*Data entries*:
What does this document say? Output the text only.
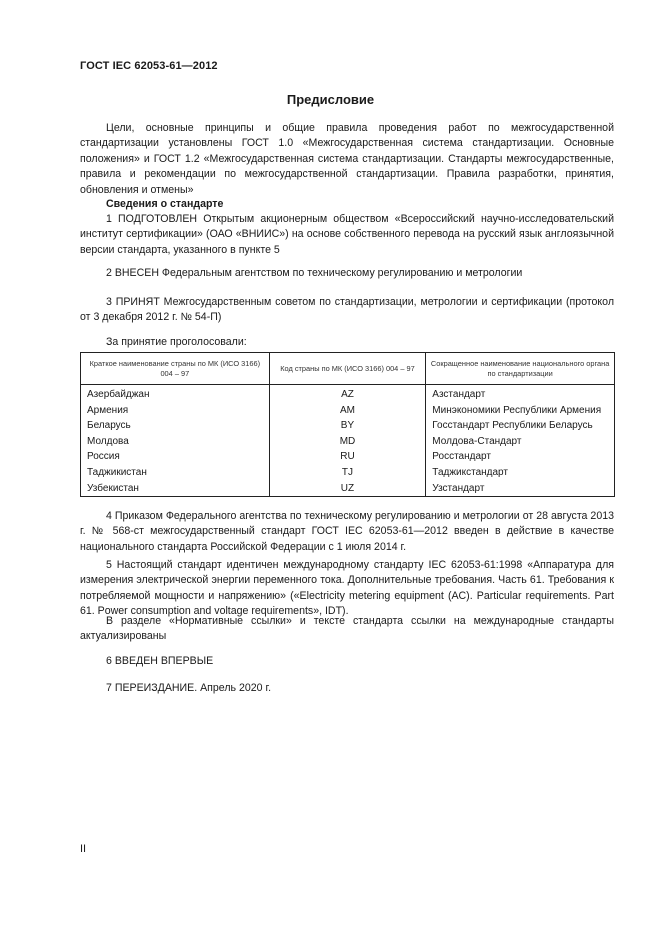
ГОСТ IEC 62053-61—2012
Предисловие
Цели, основные принципы и общие правила проведения работ по межгосударственной стандартизации установлены ГОСТ 1.0 «Межгосударственная система стандартизации. Основные положения» и ГОСТ 1.2 «Межгосударственная система стандартизации. Стандарты межгосударственные, правила и рекомендации по межгосударственной стандартизации. Правила разработки, принятия, обновления и отмены»
Сведения о стандарте
1 ПОДГОТОВЛЕН Открытым акционерным обществом «Всероссийский научно-исследовательский институт сертификации» (ОАО «ВНИИС») на основе собственного перевода на русский язык англоязычной версии стандарта, указанного в пункте 5
2 ВНЕСЕН Федеральным агентством по техническому регулированию и метрологии
3 ПРИНЯТ Межгосударственным советом по стандартизации, метрологии и сертификации (протокол от 3 декабря 2012 г. № 54-П)
За принятие проголосовали:
Краткое наименование страны по МК (ИСО 3166) 004 – 97	Код страны по МК (ИСО 3166) 004 – 97	Сокращенное наименование национального органа по стандартизации
Азербайджан	AZ	Азстандарт
Армения	AM	Минэкономики Республики Армения
Беларусь	BY	Госстандарт Республики Беларусь
Молдова	MD	Молдова-Стандарт
Россия	RU	Росстандарт
Таджикистан	TJ	Таджикстандарт
Узбекистан	UZ	Узстандарт
4 Приказом Федерального агентства по техническому регулированию и метрологии от 28 августа 2013 г. № 568-ст межгосударственный стандарт ГОСТ IEC 62053-61—2012 введен в действие в качестве национального стандарта Российской Федерации с 1 июля 2014 г.
5 Настоящий стандарт идентичен международному стандарту IEC 62053-61:1998 «Аппаратура для измерения электрической энергии переменного тока. Дополнительные требования. Часть 61. Требования к потребляемой мощности и напряжению» («Electricity metering equipment (AC). Particular requirements. Part 61. Power consumption and voltage requirements», IDT).
В разделе «Нормативные ссылки» и тексте стандарта ссылки на международные стандарты актуализированы
6 ВВЕДЕН ВПЕРВЫЕ
7 ПЕРЕИЗДАНИЕ. Апрель 2020 г.
II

*PROBLEM TO WORK ON*:
Output all of the records exactly as they appear above, but not the pictures.

*EXERCISE OUTPUT*:
What does this document say? Output the text only.
ГОСТ IEC 62053-61—2012
Предисловие
Цели, основные принципы и общие правила проведения работ по межгосударственной стандартизации установлены ГОСТ 1.0 «Межгосударственная система стандартизации. Основные положения» и ГОСТ 1.2 «Межгосударственная система стандартизации. Стандарты межгосударственные, правила и рекомендации по межгосударственной стандартизации. Правила разработки, принятия, обновления и отмены»
Сведения о стандарте
1 ПОДГОТОВЛЕН Открытым акционерным обществом «Всероссийский научно-исследовательский институт сертификации» (ОАО «ВНИИС») на основе собственного перевода на русский язык англоязычной версии стандарта, указанного в пункте 5
2 ВНЕСЕН Федеральным агентством по техническому регулированию и метрологии
3 ПРИНЯТ Межгосударственным советом по стандартизации, метрологии и сертификации (протокол от 3 декабря 2012 г. № 54-П)
За принятие проголосовали:
Краткое наименование страны по МК (ИСО 3166) 004 – 97	Код страны по МК (ИСО 3166) 004 – 97	Сокращенное наименование национального органа по стандартизации
Азербайджан	AZ	Азстандарт
Армения	AM	Минэкономики Республики Армения
Беларусь	BY	Госстандарт Республики Беларусь
Молдова	MD	Молдова-Стандарт
Россия	RU	Росстандарт
Таджикистан	TJ	Таджикстандарт
Узбекистан	UZ	Узстандарт
4 Приказом Федерального агентства по техническому регулированию и метрологии от 28 августа 2013 г. № 568-ст межгосударственный стандарт ГОСТ IEC 62053-61—2012 введен в действие в качестве национального стандарта Российской Федерации с 1 июля 2014 г.
5 Настоящий стандарт идентичен международному стандарту IEC 62053-61:1998 «Аппаратура для измерения электрической энергии переменного тока. Дополнительные требования. Часть 61. Требования к потребляемой мощности и напряжению» («Electricity metering equipment (AC). Particular requirements. Part 61. Power consumption and voltage requirements», IDT).
В разделе «Нормативные ссылки» и тексте стандарта ссылки на международные стандарты актуализированы
6 ВВЕДЕН ВПЕРВЫЕ
7 ПЕРЕИЗДАНИЕ. Апрель 2020 г.
II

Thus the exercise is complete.